> [EXERCISE AIM]: Among the records below, find each line that includes the string "around" and copy it.

> [INPUT]:

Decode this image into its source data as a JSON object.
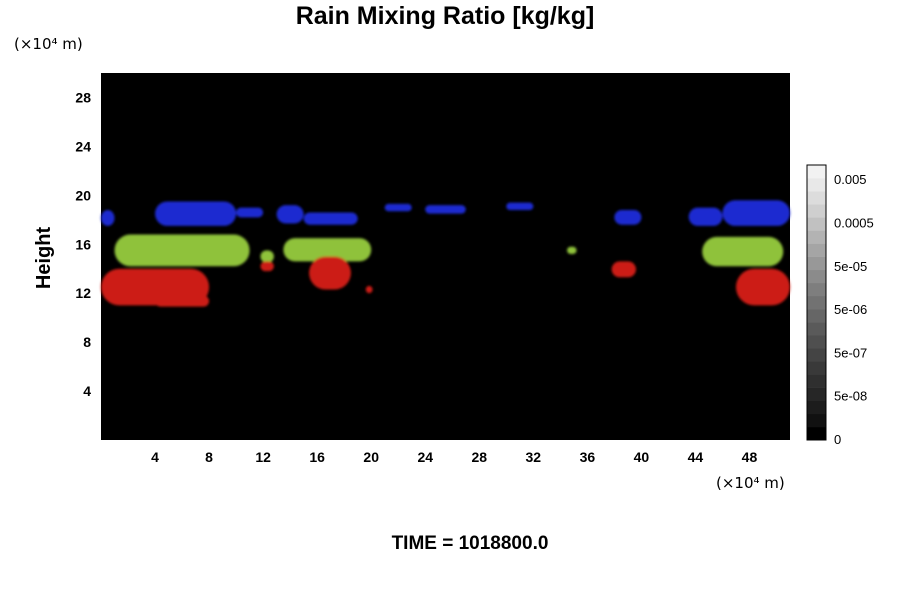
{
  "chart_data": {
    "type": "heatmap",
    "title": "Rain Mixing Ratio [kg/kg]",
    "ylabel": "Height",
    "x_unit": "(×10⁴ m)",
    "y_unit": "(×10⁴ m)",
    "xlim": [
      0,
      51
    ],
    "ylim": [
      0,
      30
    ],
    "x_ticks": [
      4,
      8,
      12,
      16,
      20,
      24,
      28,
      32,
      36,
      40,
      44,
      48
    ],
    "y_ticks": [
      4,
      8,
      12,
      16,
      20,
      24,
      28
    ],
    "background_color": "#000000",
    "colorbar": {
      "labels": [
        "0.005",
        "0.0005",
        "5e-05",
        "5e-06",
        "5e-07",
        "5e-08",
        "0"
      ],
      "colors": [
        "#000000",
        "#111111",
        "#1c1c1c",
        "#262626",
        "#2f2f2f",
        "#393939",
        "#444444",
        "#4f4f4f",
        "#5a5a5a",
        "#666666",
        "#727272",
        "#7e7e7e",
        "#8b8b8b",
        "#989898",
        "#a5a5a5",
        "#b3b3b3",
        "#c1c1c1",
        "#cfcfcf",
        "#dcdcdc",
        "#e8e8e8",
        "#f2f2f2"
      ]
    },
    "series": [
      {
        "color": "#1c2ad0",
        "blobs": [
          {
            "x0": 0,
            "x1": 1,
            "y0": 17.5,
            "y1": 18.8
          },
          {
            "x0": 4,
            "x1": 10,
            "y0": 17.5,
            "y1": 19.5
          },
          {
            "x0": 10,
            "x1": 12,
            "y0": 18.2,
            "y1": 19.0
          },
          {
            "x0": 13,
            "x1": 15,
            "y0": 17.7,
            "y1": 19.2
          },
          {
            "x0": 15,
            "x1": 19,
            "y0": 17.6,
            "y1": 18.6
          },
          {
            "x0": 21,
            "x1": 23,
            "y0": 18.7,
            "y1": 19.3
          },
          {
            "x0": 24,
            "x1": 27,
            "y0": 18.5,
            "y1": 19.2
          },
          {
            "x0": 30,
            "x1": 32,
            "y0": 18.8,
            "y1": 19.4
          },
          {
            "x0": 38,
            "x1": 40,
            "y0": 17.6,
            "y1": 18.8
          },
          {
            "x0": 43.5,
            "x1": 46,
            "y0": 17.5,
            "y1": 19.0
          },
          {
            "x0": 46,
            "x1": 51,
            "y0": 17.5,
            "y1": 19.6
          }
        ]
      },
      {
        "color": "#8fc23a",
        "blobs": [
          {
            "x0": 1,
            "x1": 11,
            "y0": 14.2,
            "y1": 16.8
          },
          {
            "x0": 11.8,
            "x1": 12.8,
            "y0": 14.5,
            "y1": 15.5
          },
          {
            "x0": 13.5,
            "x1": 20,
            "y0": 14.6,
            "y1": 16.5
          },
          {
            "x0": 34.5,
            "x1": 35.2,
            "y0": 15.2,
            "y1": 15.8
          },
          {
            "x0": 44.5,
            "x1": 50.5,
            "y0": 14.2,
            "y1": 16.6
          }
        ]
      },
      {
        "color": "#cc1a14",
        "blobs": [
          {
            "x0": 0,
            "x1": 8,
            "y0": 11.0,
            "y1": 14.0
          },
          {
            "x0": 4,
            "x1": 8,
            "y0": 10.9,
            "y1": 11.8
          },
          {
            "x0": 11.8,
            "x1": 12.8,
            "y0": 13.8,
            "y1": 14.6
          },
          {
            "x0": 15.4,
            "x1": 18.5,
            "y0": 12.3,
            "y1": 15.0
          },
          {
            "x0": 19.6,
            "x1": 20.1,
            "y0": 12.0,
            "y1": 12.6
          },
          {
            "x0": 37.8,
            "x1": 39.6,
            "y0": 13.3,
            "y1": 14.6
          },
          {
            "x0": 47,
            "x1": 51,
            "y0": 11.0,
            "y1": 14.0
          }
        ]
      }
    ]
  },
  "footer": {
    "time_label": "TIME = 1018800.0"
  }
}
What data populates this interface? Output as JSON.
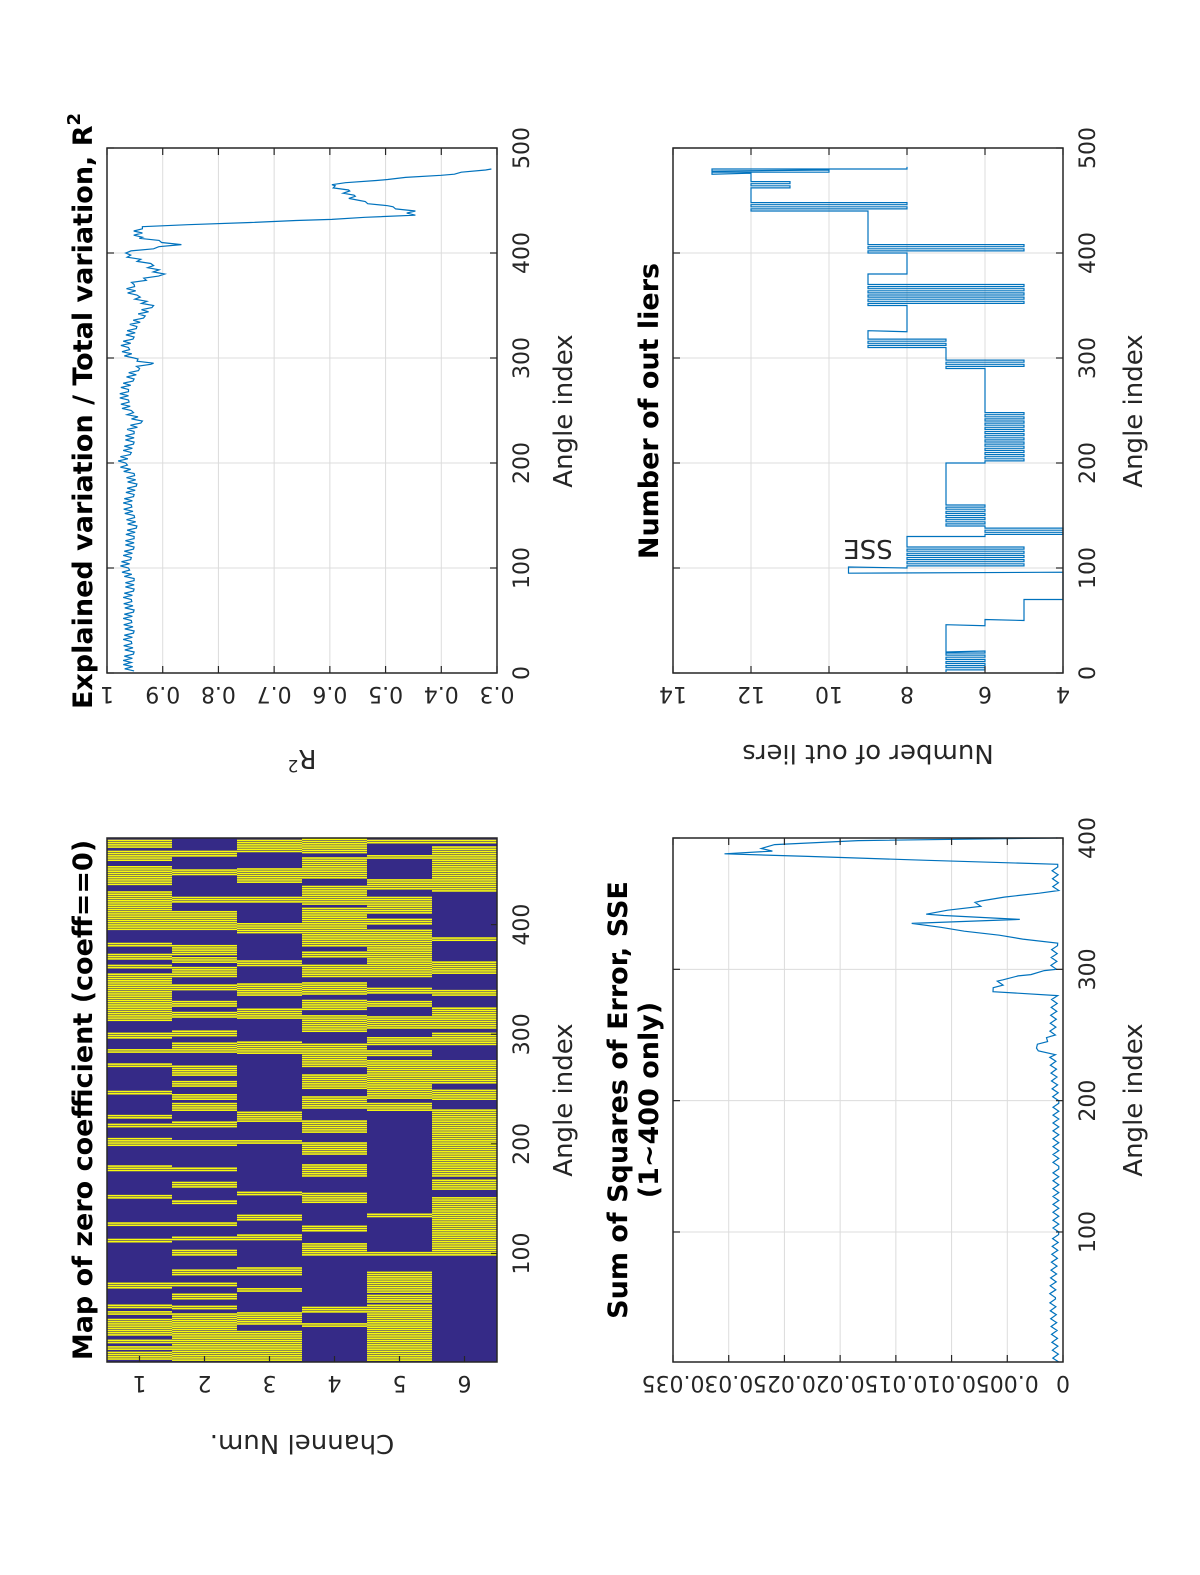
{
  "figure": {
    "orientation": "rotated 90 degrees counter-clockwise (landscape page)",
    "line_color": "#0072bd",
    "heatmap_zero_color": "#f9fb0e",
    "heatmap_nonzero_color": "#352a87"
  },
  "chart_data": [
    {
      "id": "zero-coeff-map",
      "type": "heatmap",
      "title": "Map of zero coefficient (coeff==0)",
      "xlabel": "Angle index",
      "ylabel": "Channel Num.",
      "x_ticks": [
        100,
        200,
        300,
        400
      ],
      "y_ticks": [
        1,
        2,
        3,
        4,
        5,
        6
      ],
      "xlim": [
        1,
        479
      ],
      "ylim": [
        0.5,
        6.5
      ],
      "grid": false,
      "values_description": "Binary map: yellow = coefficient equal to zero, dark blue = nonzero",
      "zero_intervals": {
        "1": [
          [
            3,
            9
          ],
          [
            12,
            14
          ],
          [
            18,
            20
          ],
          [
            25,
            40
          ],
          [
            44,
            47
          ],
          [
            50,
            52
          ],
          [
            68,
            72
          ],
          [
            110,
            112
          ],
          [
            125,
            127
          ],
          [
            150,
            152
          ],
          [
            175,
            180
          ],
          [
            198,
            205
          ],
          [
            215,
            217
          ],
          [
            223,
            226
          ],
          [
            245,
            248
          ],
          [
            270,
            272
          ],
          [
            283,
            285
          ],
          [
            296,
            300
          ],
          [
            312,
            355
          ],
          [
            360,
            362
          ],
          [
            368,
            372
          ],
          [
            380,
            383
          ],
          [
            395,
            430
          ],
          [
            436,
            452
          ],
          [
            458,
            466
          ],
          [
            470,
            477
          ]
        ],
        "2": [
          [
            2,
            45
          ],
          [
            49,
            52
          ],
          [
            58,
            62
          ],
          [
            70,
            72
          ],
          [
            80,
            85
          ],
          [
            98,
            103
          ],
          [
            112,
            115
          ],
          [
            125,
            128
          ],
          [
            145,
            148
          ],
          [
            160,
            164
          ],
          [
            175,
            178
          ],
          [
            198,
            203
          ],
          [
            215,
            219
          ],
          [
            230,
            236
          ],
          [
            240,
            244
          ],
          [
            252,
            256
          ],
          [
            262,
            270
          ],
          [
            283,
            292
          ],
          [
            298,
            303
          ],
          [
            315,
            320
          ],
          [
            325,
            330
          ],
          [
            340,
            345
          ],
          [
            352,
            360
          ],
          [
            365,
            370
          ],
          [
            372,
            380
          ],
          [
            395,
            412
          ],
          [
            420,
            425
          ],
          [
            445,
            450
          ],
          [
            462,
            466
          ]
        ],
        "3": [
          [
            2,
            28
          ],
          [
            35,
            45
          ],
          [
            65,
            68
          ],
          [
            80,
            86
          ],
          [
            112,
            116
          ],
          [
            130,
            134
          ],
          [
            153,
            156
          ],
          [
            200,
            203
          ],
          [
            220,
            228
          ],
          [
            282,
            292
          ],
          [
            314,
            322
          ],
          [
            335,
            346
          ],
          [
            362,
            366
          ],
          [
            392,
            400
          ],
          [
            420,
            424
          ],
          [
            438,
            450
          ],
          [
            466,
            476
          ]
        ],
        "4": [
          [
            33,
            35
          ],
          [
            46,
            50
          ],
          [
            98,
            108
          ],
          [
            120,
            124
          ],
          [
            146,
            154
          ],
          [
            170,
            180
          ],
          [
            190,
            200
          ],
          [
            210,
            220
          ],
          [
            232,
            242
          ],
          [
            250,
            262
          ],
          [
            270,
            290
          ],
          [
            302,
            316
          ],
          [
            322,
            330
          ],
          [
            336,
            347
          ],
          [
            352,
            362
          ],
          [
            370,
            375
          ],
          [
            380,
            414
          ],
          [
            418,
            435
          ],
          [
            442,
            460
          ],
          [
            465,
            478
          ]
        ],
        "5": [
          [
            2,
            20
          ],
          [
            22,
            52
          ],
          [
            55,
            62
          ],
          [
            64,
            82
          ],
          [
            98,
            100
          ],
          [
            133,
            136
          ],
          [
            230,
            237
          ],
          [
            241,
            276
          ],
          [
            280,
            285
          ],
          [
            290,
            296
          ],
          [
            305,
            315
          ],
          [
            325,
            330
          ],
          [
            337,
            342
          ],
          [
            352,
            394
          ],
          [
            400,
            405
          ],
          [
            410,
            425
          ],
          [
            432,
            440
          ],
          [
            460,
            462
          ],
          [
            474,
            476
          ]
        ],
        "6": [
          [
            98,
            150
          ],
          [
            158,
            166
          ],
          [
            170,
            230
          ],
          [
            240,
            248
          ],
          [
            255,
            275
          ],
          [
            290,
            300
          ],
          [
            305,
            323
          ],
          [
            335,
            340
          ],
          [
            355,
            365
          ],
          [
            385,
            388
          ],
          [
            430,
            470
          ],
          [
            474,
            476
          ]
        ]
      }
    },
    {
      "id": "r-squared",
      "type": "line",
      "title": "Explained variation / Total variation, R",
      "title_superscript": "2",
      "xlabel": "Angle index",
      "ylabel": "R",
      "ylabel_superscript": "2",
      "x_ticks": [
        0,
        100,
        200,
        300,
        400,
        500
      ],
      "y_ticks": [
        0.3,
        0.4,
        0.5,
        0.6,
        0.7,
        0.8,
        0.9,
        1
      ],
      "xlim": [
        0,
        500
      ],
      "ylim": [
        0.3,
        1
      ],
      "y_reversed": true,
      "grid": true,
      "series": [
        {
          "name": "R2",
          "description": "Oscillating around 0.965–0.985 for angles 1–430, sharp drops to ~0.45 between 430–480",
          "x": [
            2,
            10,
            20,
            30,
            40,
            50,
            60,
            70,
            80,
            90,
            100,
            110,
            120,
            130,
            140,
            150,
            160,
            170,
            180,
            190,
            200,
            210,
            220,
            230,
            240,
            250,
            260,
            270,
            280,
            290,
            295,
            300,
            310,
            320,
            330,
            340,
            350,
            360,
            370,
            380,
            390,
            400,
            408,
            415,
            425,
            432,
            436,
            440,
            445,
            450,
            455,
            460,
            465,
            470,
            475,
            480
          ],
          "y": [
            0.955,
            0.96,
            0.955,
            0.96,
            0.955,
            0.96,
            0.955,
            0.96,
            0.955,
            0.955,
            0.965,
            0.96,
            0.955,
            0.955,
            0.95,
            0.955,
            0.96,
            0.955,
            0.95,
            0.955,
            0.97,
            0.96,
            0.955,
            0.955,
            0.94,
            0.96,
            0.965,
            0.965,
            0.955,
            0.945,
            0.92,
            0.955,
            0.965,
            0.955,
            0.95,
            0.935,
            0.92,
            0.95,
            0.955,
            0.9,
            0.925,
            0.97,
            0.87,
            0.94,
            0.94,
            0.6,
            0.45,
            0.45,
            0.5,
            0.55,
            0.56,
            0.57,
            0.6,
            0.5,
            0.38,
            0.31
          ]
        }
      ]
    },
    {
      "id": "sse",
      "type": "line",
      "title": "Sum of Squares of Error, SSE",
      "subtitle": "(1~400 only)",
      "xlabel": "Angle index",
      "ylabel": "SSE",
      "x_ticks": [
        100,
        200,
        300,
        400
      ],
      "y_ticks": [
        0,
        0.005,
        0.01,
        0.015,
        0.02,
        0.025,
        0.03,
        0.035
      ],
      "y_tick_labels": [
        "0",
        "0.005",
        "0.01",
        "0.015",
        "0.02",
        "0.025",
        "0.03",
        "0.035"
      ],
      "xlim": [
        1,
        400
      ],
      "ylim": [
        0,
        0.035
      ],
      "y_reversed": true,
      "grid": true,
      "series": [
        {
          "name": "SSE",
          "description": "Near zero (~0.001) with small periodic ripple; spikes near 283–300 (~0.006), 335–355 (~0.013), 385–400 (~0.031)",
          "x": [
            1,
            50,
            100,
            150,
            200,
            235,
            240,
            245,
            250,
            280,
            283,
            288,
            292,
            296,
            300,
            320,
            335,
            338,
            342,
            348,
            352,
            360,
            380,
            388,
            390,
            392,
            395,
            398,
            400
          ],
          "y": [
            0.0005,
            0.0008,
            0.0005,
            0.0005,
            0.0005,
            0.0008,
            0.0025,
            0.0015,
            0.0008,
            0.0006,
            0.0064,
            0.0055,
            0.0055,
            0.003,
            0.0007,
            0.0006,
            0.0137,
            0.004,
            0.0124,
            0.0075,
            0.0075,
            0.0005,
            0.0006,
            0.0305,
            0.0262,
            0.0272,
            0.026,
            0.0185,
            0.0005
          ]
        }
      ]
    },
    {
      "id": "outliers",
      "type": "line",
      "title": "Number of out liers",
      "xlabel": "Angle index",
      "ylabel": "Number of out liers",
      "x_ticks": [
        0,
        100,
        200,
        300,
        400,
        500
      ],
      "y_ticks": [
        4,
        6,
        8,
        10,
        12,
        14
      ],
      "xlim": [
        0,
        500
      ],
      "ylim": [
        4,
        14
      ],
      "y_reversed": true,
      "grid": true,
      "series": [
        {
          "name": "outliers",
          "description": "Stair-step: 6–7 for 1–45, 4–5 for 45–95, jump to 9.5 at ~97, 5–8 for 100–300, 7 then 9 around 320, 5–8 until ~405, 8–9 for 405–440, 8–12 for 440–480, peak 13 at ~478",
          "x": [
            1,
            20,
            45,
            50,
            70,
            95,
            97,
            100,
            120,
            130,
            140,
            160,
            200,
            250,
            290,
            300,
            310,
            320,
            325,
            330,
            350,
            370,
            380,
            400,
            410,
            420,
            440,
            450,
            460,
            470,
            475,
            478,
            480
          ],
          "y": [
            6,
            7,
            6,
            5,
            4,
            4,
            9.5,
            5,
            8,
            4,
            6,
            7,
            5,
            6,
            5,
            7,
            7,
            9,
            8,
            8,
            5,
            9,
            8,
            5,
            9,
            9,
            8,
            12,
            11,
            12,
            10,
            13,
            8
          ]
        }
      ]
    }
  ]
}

> [WRITTEN SOLUTION]:
          "description": "Oscillating around 0.965–0.985 for angles 1–430, sharp drops to ~0.45 between 430–480",
          "description": "Stair-step: 6–7 for 1–45, 4–5 for 45–95, jump to 9.5 at ~97, 5–8 for 100–300, 7 then 9 around 320, 5–8 until ~405, 8–9 for 405–440, 8–12 for 440–480, peak 13 at ~478",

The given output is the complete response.